Keep the pictures out and restate every record exactly.

^^^^^^^^

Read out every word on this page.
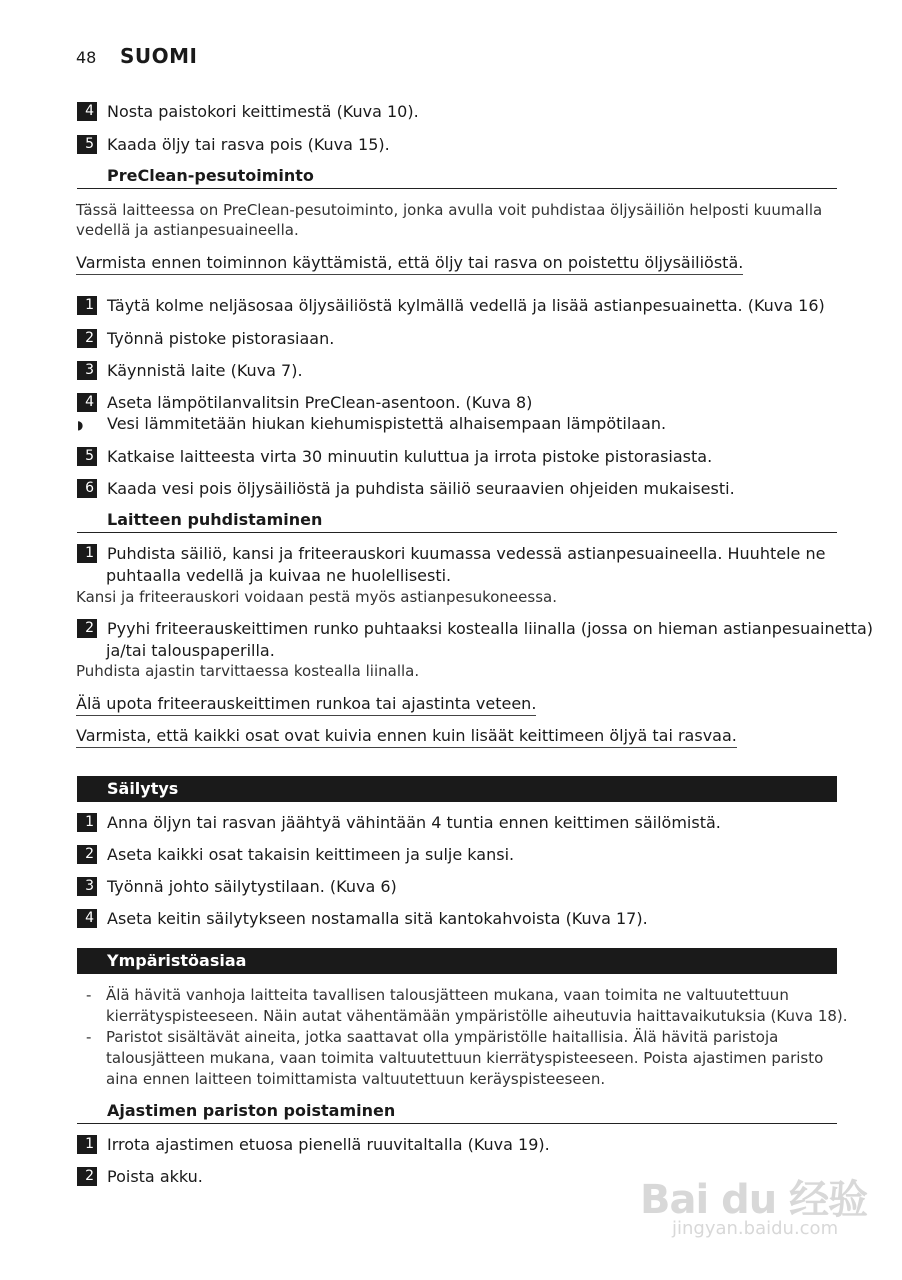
48 SUOMI
4 Nosta paistokori keittimestä (Kuva 10).
5 Kaada öljy tai rasva pois (Kuva 15).
PreClean-pesutoiminto
Tässä laitteessa on PreClean-pesutoiminto, jonka avulla voit puhdistaa öljysäiliön helposti kuumalla
vedellä ja astianpesuaineella.
Varmista ennen toiminnon käyttämistä, että öljy tai rasva on poistettu öljysäiliöstä.
1 Täytä kolme neljäsosaa öljysäiliöstä kylmällä vedellä ja lisää astianpesuainetta. (Kuva 16)
2 Työnnä pistoke pistorasiaan.
3 Käynnistä laite (Kuva 7).
4 Aseta lämpötilanvalitsin PreClean-asentoon. (Kuva 8)
◗ Vesi lämmitetään hiukan kiehumispistettä alhaisempaan lämpötilaan.
5 Katkaise laitteesta virta 30 minuutin kuluttua ja irrota pistoke pistorasiasta.
6 Kaada vesi pois öljysäiliöstä ja puhdista säiliö seuraavien ohjeiden mukaisesti.
Laitteen puhdistaminen
1 Puhdista säiliö, kansi ja friteerauskori kuumassa vedessä astianpesuaineella. Huuhtele ne
puhtaalla vedellä ja kuivaa ne huolellisesti.
Kansi ja friteerauskori voidaan pestä myös astianpesukoneessa.
2 Pyyhi friteerauskeittimen runko puhtaaksi kostealla liinalla (jossa on hieman astianpesuainetta)
ja/tai talouspaperilla.
Puhdista ajastin tarvittaessa kostealla liinalla.
Älä upota friteerauskeittimen runkoa tai ajastinta veteen.
Varmista, että kaikki osat ovat kuivia ennen kuin lisäät keittimeen öljyä tai rasvaa.
Säilytys
1 Anna öljyn tai rasvan jäähtyä vähintään 4 tuntia ennen keittimen säilömistä.
2 Aseta kaikki osat takaisin keittimeen ja sulje kansi.
3 Työnnä johto säilytystilaan. (Kuva 6)
4 Aseta keitin säilytykseen nostamalla sitä kantokahvoista (Kuva 17).
Ympäristöasiaa
- Älä hävitä vanhoja laitteita tavallisen talousjätteen mukana, vaan toimita ne valtuutettuun
kierrätyspisteeseen. Näin autat vähentämään ympäristölle aiheutuvia haittavaikutuksia (Kuva 18).
- Paristot sisältävät aineita, jotka saattavat olla ympäristölle haitallisia. Älä hävitä paristoja
talousjätteen mukana, vaan toimita valtuutettuun kierrätyspisteeseen. Poista ajastimen paristo
aina ennen laitteen toimittamista valtuutettuun keräyspisteeseen.
Ajastimen pariston poistaminen
1 Irrota ajastimen etuosa pienellä ruuvitaltalla (Kuva 19).
2 Poista akku.
Bai du 经验
jingyan.baidu.com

^^^^^^^^

▶ **FULL ANSWER**
Read out every word on this page.
48 SUOMI
4 Nosta paistokori keittimestä (Kuva 10).
5 Kaada öljy tai rasva pois (Kuva 15).
PreClean-pesutoiminto
Tässä laitteessa on PreClean-pesutoiminto, jonka avulla voit puhdistaa öljysäiliön helposti kuumalla
vedellä ja astianpesuaineella.
Varmista ennen toiminnon käyttämistä, että öljy tai rasva on poistettu öljysäiliöstä.
1 Täytä kolme neljäsosaa öljysäiliöstä kylmällä vedellä ja lisää astianpesuainetta. (Kuva 16)
2 Työnnä pistoke pistorasiaan.
3 Käynnistä laite (Kuva 7).
4 Aseta lämpötilanvalitsin PreClean-asentoon. (Kuva 8)
◗ Vesi lämmitetään hiukan kiehumispistettä alhaisempaan lämpötilaan.
5 Katkaise laitteesta virta 30 minuutin kuluttua ja irrota pistoke pistorasiasta.
6 Kaada vesi pois öljysäiliöstä ja puhdista säiliö seuraavien ohjeiden mukaisesti.
Laitteen puhdistaminen
1 Puhdista säiliö, kansi ja friteerauskori kuumassa vedessä astianpesuaineella. Huuhtele ne
puhtaalla vedellä ja kuivaa ne huolellisesti.
Kansi ja friteerauskori voidaan pestä myös astianpesukoneessa.
2 Pyyhi friteerauskeittimen runko puhtaaksi kostealla liinalla (jossa on hieman astianpesuainetta)
ja/tai talouspaperilla.
Puhdista ajastin tarvittaessa kostealla liinalla.
Älä upota friteerauskeittimen runkoa tai ajastinta veteen.
Varmista, että kaikki osat ovat kuivia ennen kuin lisäät keittimeen öljyä tai rasvaa.
Säilytys
1 Anna öljyn tai rasvan jäähtyä vähintään 4 tuntia ennen keittimen säilömistä.
2 Aseta kaikki osat takaisin keittimeen ja sulje kansi.
3 Työnnä johto säilytystilaan. (Kuva 6)
4 Aseta keitin säilytykseen nostamalla sitä kantokahvoista (Kuva 17).
Ympäristöasiaa
- Älä hävitä vanhoja laitteita tavallisen talousjätteen mukana, vaan toimita ne valtuutettuun
kierrätyspisteeseen. Näin autat vähentämään ympäristölle aiheutuvia haittavaikutuksia (Kuva 18).
- Paristot sisältävät aineita, jotka saattavat olla ympäristölle haitallisia. Älä hävitä paristoja
talousjätteen mukana, vaan toimita valtuutettuun kierrätyspisteeseen. Poista ajastimen paristo
aina ennen laitteen toimittamista valtuutettuun keräyspisteeseen.
Ajastimen pariston poistaminen
1 Irrota ajastimen etuosa pienellä ruuvitaltalla (Kuva 19).
2 Poista akku.
Bai du 经验
jingyan.baidu.com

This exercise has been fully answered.